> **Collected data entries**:

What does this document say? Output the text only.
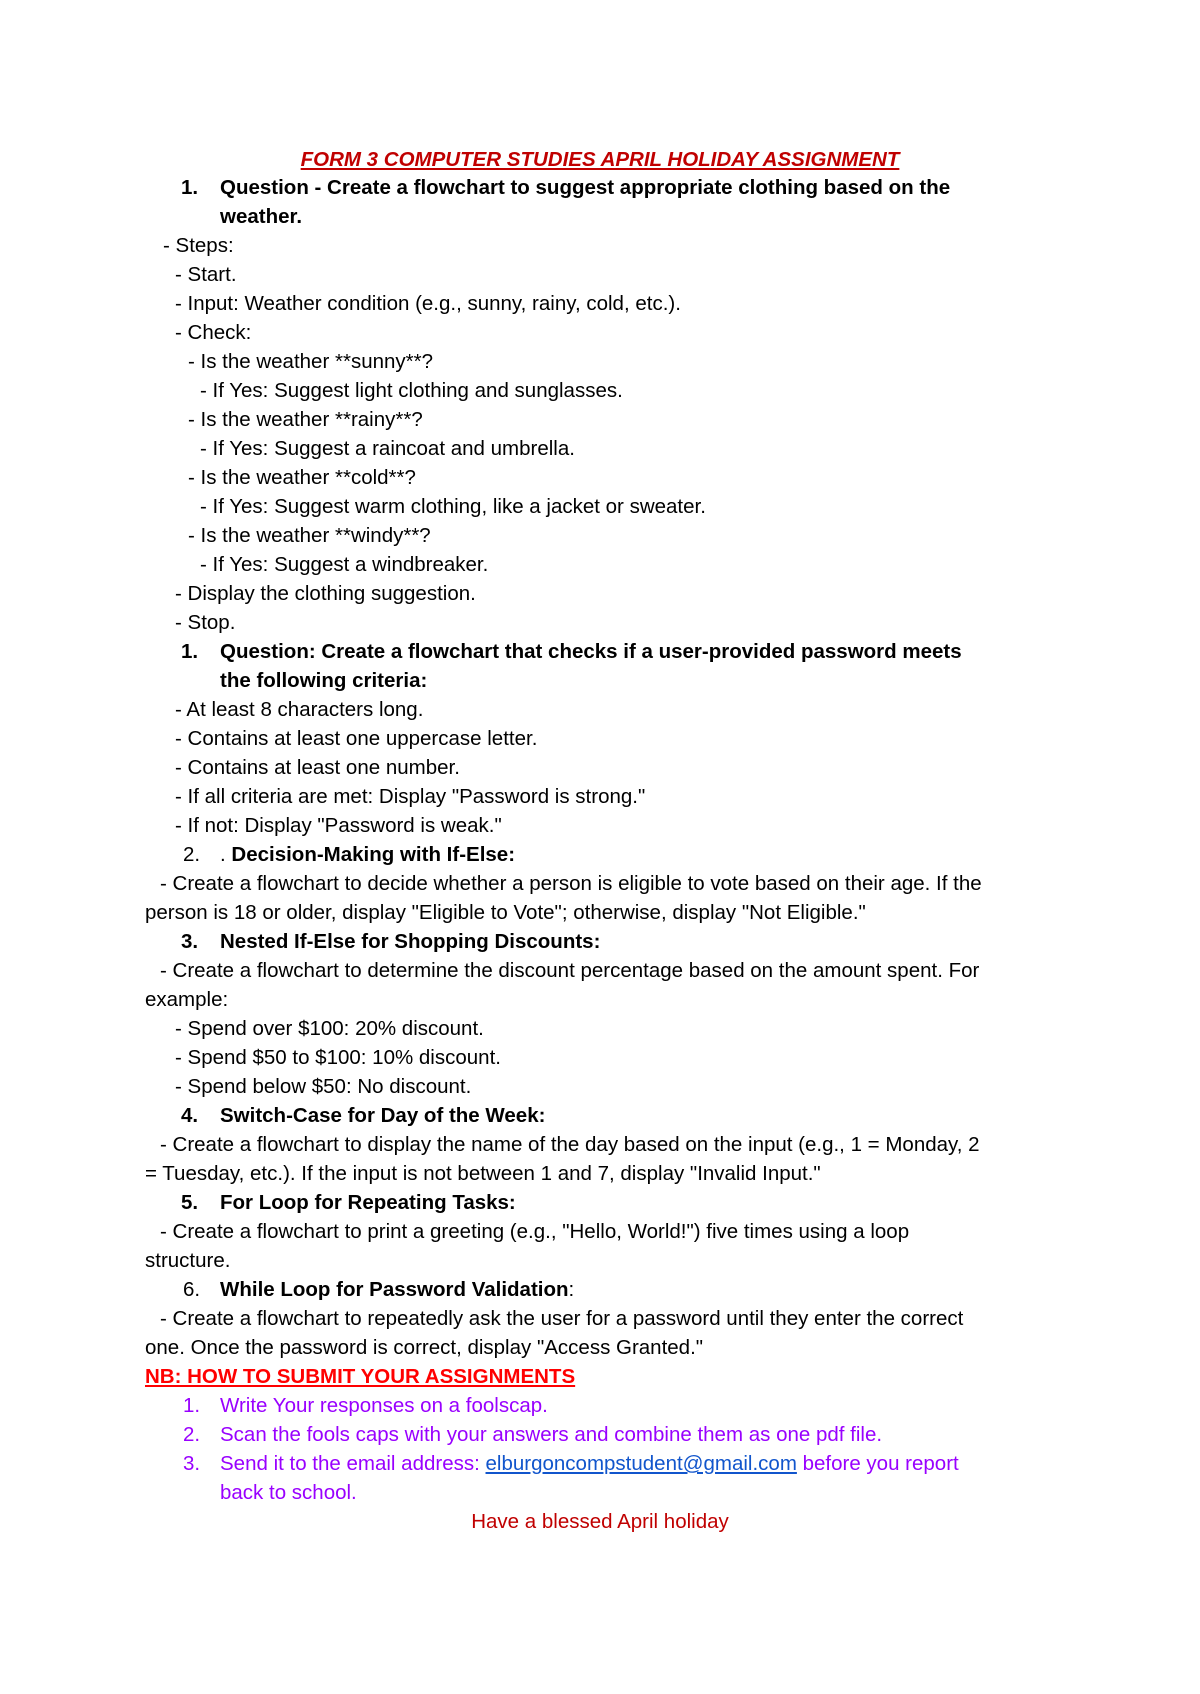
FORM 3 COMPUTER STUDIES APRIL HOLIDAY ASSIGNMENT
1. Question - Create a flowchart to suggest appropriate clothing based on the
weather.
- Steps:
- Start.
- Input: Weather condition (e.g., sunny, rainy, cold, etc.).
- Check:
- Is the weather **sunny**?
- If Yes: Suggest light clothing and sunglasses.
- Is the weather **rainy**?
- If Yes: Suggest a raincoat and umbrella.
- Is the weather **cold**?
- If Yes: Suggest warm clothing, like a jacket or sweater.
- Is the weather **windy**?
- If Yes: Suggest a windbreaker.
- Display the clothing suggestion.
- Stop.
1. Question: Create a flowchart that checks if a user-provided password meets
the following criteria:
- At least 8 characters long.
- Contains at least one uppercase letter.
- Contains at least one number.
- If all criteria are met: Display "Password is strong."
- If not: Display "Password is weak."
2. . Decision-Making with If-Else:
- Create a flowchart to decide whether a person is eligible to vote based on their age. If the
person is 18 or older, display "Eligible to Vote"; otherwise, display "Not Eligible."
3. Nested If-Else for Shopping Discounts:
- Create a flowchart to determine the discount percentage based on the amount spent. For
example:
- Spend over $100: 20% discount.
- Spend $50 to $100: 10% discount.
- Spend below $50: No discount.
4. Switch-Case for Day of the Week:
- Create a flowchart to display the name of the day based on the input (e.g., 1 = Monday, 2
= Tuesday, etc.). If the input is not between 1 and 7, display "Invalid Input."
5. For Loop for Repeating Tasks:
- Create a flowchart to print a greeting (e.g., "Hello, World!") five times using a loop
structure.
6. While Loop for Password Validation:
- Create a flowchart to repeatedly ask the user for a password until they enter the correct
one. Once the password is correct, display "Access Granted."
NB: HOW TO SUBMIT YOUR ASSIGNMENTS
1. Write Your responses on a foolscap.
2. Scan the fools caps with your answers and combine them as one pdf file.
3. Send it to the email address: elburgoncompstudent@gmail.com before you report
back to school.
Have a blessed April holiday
--
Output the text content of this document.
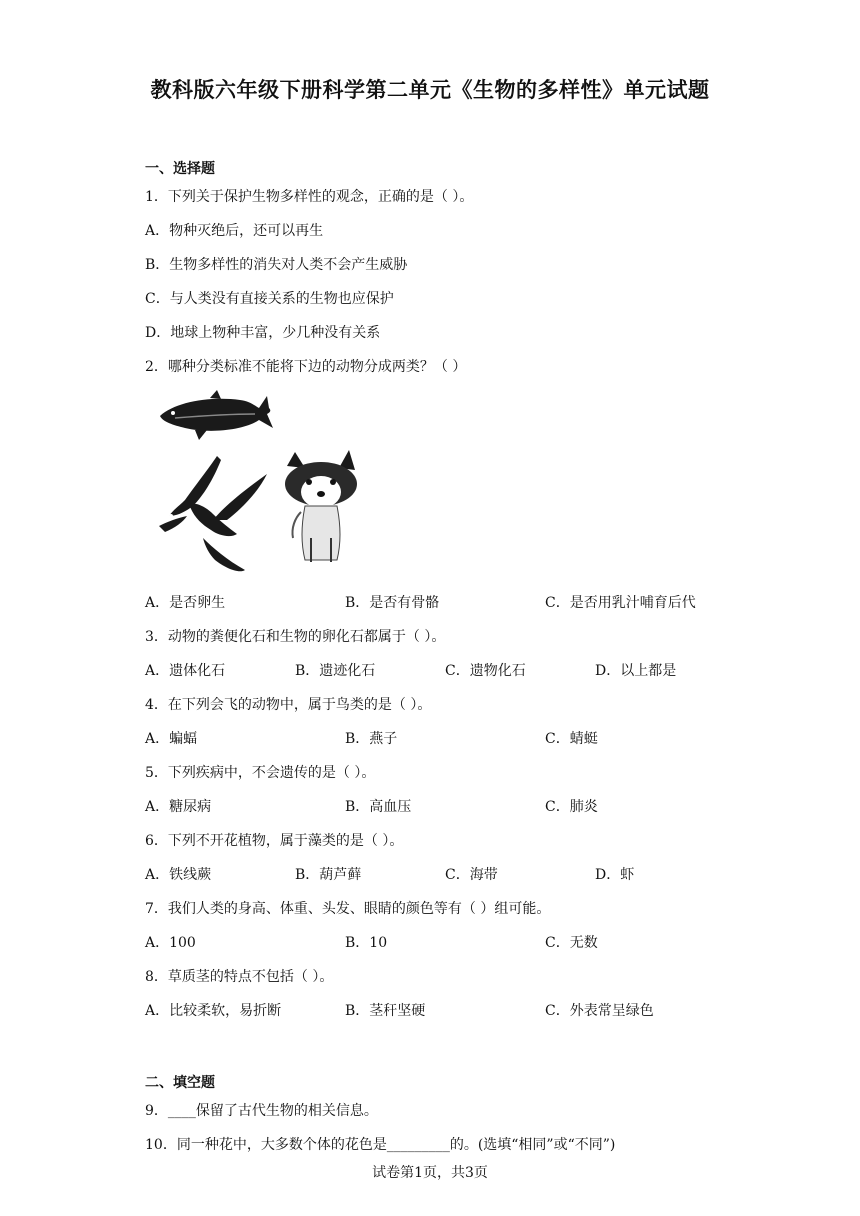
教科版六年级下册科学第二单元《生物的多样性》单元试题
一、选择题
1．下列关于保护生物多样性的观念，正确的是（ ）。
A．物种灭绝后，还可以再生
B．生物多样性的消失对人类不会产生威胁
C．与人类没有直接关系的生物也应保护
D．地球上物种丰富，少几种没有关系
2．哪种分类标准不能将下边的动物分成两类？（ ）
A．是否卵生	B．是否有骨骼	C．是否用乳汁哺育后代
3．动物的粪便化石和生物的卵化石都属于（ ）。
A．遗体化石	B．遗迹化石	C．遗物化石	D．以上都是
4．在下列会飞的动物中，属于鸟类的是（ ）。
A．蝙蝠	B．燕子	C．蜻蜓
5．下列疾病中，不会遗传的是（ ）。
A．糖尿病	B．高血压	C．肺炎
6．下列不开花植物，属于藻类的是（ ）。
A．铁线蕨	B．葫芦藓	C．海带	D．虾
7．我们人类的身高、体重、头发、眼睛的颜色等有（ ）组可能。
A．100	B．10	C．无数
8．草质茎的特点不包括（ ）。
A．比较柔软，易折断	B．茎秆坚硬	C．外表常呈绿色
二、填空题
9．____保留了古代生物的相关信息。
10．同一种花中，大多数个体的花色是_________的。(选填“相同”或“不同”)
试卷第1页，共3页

> **Exercise description**:
Select, from the listing, all lines that include the word "Contains".

> **Exercise response**:
- Contains at least one uppercase letter.
- Contains at least one number.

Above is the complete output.